[start of Reading passage]

Former public school in Natchez, Mississippi

Brumfield High School, formerly G. W. Brumfield School, was a segregated public high school for African American students built in 1925 and closed in 1990; located in Natchez, Mississippi.

It has been listed as a Mississippi Landmark since January 7, 1993; and as a National Register of Historic Place for architecture, education, and cultural heritage since October 21, 1993.

== History ==
The first African American public school in the city of Natchez was Union School, built in 1871. However Union School (K-12 public school) only had 13 rooms and could not accommodate the demand. By 1925, Brumfield High School was opened to alleviate the overcrowding issues. Natchez High School (at 64 Homochitto Street, a former location) was built a few years after Brumfield School in 1927, and was specifically designed as a public high school for white students-only.

[end of Reading passage]

[Problem set]
#1 Copy the Brumfield High School passage between "It has been" and "for white students-only.", inclusive.
#2 Answer these from the Brumfield High School passage:
(a) In what year did Brumfield High School close?
(b) On what date was the school listed as a Mississippi Landmark?
(c) How many rooms did Union School have?
The lines after this point come from a separate source.

[start of Material provided]

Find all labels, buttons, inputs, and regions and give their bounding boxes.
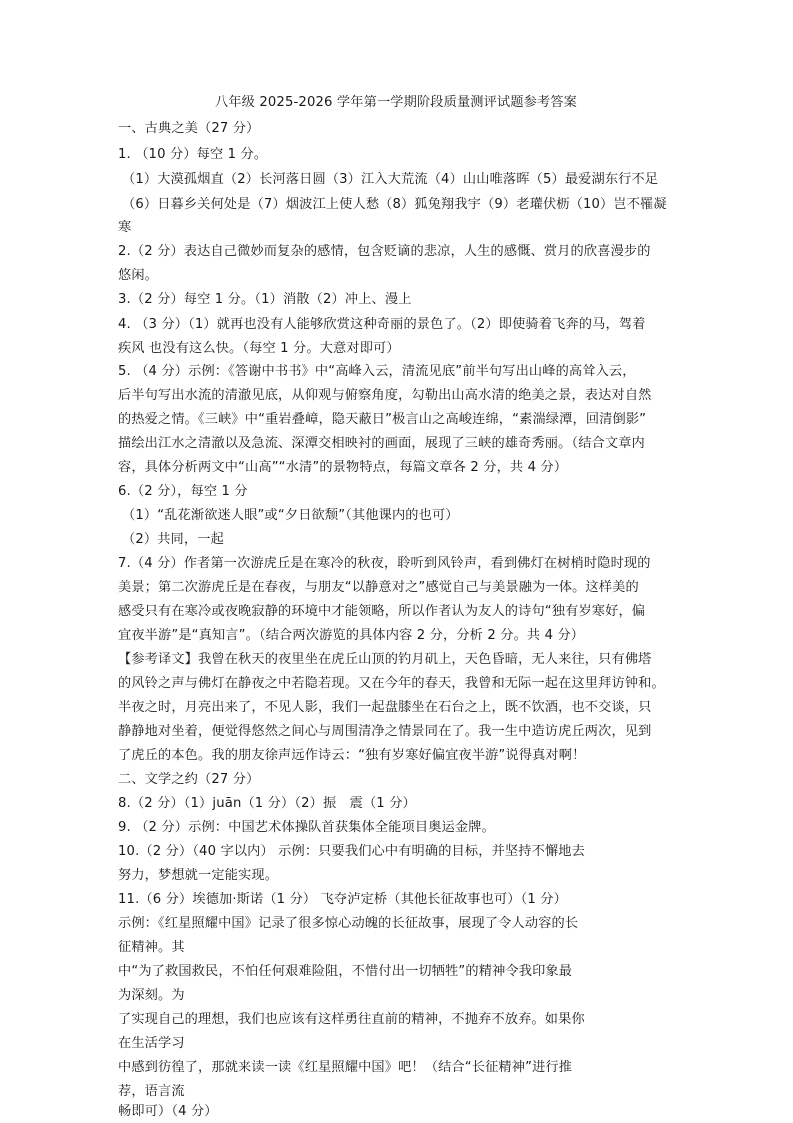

[end of Material provided]

[Exercise solutions]
#1
It has been listed as a Mississippi Landmark since January 7, 1993; and as a National Register of Historic Place for architecture, education, and cultural heritage since October 21, 1993.

== History ==
The first African American public school in the city of Natchez was Union School, built in 1871. However Union School (K-12 public school) only had 13 rooms and could not accommodate the demand. By 1925, Brumfield High School was opened to alleviate the overcrowding issues. Natchez High School (at 64 Homochitto Street, a former location) was built a few years after Brumfield School in 1927, and was specifically designed as a public high school for white students-only.

#2
(a) 1990
(b) January 7, 1993
(c) 13